— PROMPT —
Your copy of the material must match it exactly, except that pictures are dropped.
━━━ RECORDS
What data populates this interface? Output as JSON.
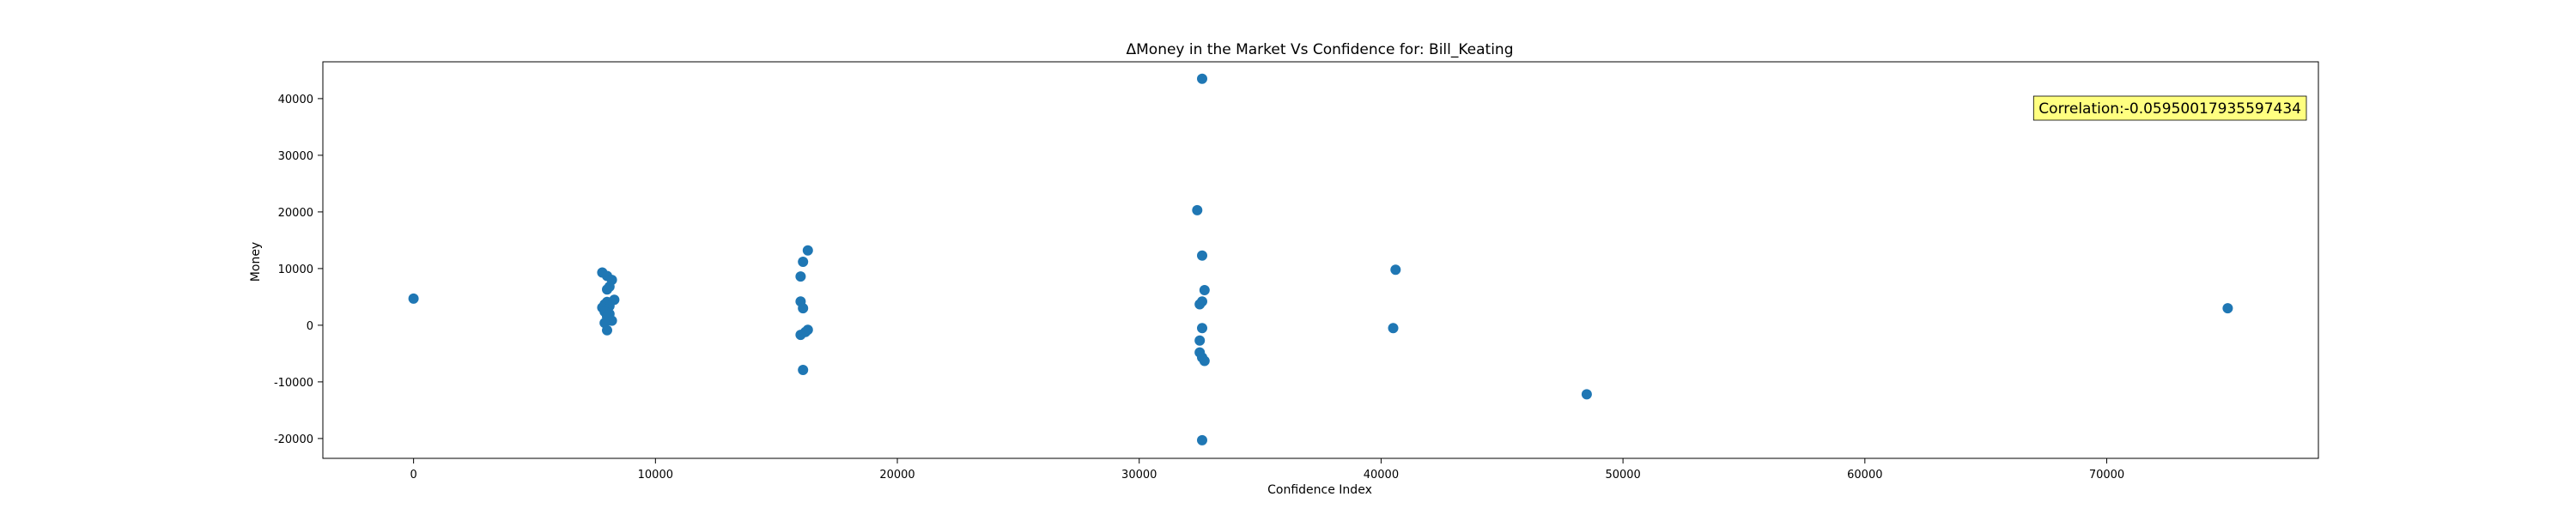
{
  "chart_data": {
    "type": "scatter",
    "title": "ΔMoney in the Market Vs Confidence for: Bill_Keating",
    "xlabel": "Confidence Index",
    "ylabel": "Money",
    "xlim": [
      -3750,
      78750
    ],
    "ylim": [
      -23500,
      46500
    ],
    "xticks": [
      0,
      10000,
      20000,
      30000,
      40000,
      50000,
      60000,
      70000
    ],
    "yticks": [
      -20000,
      -10000,
      0,
      10000,
      20000,
      30000,
      40000
    ],
    "grid": false,
    "marker_color": "#1f77b4",
    "annotation": {
      "text": "Correlation:-0.059500179355974​34",
      "position": "top-right",
      "facecolor": "#ffff80"
    },
    "points": [
      {
        "x": 0,
        "y": 4700
      },
      {
        "x": 7800,
        "y": 9300
      },
      {
        "x": 8000,
        "y": 8700
      },
      {
        "x": 8200,
        "y": 8000
      },
      {
        "x": 8000,
        "y": 6300
      },
      {
        "x": 8100,
        "y": 6800
      },
      {
        "x": 8300,
        "y": 4500
      },
      {
        "x": 8000,
        "y": 4100
      },
      {
        "x": 7900,
        "y": 3700
      },
      {
        "x": 8100,
        "y": 3400
      },
      {
        "x": 7800,
        "y": 3100
      },
      {
        "x": 8000,
        "y": 2800
      },
      {
        "x": 7900,
        "y": 2400
      },
      {
        "x": 8100,
        "y": 2000
      },
      {
        "x": 8000,
        "y": 1500
      },
      {
        "x": 8200,
        "y": 800
      },
      {
        "x": 7900,
        "y": 400
      },
      {
        "x": 8000,
        "y": -900
      },
      {
        "x": 16300,
        "y": 13200
      },
      {
        "x": 16100,
        "y": 11200
      },
      {
        "x": 16000,
        "y": 8600
      },
      {
        "x": 16000,
        "y": 4200
      },
      {
        "x": 16100,
        "y": 3000
      },
      {
        "x": 16300,
        "y": -800
      },
      {
        "x": 16200,
        "y": -1200
      },
      {
        "x": 16000,
        "y": -1700
      },
      {
        "x": 16100,
        "y": -7900
      },
      {
        "x": 32600,
        "y": 43500
      },
      {
        "x": 32400,
        "y": 20300
      },
      {
        "x": 32600,
        "y": 12300
      },
      {
        "x": 32700,
        "y": 6200
      },
      {
        "x": 32600,
        "y": 4200
      },
      {
        "x": 32500,
        "y": 3700
      },
      {
        "x": 32600,
        "y": -500
      },
      {
        "x": 32500,
        "y": -2700
      },
      {
        "x": 32500,
        "y": -4800
      },
      {
        "x": 32600,
        "y": -5700
      },
      {
        "x": 32700,
        "y": -6300
      },
      {
        "x": 32600,
        "y": -20300
      },
      {
        "x": 40600,
        "y": 9800
      },
      {
        "x": 40500,
        "y": -500
      },
      {
        "x": 48500,
        "y": -12200
      },
      {
        "x": 75000,
        "y": 3000
      }
    ]
  }
}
━━━━━━
— REPLY —
What data populates this interface? Output as JSON.
{
  "chart_data": {
    "type": "scatter",
    "title": "ΔMoney in the Market Vs Confidence for: Bill_Keating",
    "xlabel": "Confidence Index",
    "ylabel": "Money",
    "xlim": [
      -3750,
      78750
    ],
    "ylim": [
      -23500,
      46500
    ],
    "xticks": [
      0,
      10000,
      20000,
      30000,
      40000,
      50000,
      60000,
      70000
    ],
    "yticks": [
      -20000,
      -10000,
      0,
      10000,
      20000,
      30000,
      40000
    ],
    "grid": false,
    "marker_color": "#1f77b4",
    "annotation": {
      "text": "Correlation:-0.059500179355974​34",
      "position": "top-right",
      "facecolor": "#ffff80"
    },
    "points": [
      {
        "x": 0,
        "y": 4700
      },
      {
        "x": 7800,
        "y": 9300
      },
      {
        "x": 8000,
        "y": 8700
      },
      {
        "x": 8200,
        "y": 8000
      },
      {
        "x": 8000,
        "y": 6300
      },
      {
        "x": 8100,
        "y": 6800
      },
      {
        "x": 8300,
        "y": 4500
      },
      {
        "x": 8000,
        "y": 4100
      },
      {
        "x": 7900,
        "y": 3700
      },
      {
        "x": 8100,
        "y": 3400
      },
      {
        "x": 7800,
        "y": 3100
      },
      {
        "x": 8000,
        "y": 2800
      },
      {
        "x": 7900,
        "y": 2400
      },
      {
        "x": 8100,
        "y": 2000
      },
      {
        "x": 8000,
        "y": 1500
      },
      {
        "x": 8200,
        "y": 800
      },
      {
        "x": 7900,
        "y": 400
      },
      {
        "x": 8000,
        "y": -900
      },
      {
        "x": 16300,
        "y": 13200
      },
      {
        "x": 16100,
        "y": 11200
      },
      {
        "x": 16000,
        "y": 8600
      },
      {
        "x": 16000,
        "y": 4200
      },
      {
        "x": 16100,
        "y": 3000
      },
      {
        "x": 16300,
        "y": -800
      },
      {
        "x": 16200,
        "y": -1200
      },
      {
        "x": 16000,
        "y": -1700
      },
      {
        "x": 16100,
        "y": -7900
      },
      {
        "x": 32600,
        "y": 43500
      },
      {
        "x": 32400,
        "y": 20300
      },
      {
        "x": 32600,
        "y": 12300
      },
      {
        "x": 32700,
        "y": 6200
      },
      {
        "x": 32600,
        "y": 4200
      },
      {
        "x": 32500,
        "y": 3700
      },
      {
        "x": 32600,
        "y": -500
      },
      {
        "x": 32500,
        "y": -2700
      },
      {
        "x": 32500,
        "y": -4800
      },
      {
        "x": 32600,
        "y": -5700
      },
      {
        "x": 32700,
        "y": -6300
      },
      {
        "x": 32600,
        "y": -20300
      },
      {
        "x": 40600,
        "y": 9800
      },
      {
        "x": 40500,
        "y": -500
      },
      {
        "x": 48500,
        "y": -12200
      },
      {
        "x": 75000,
        "y": 3000
      }
    ]
  }
}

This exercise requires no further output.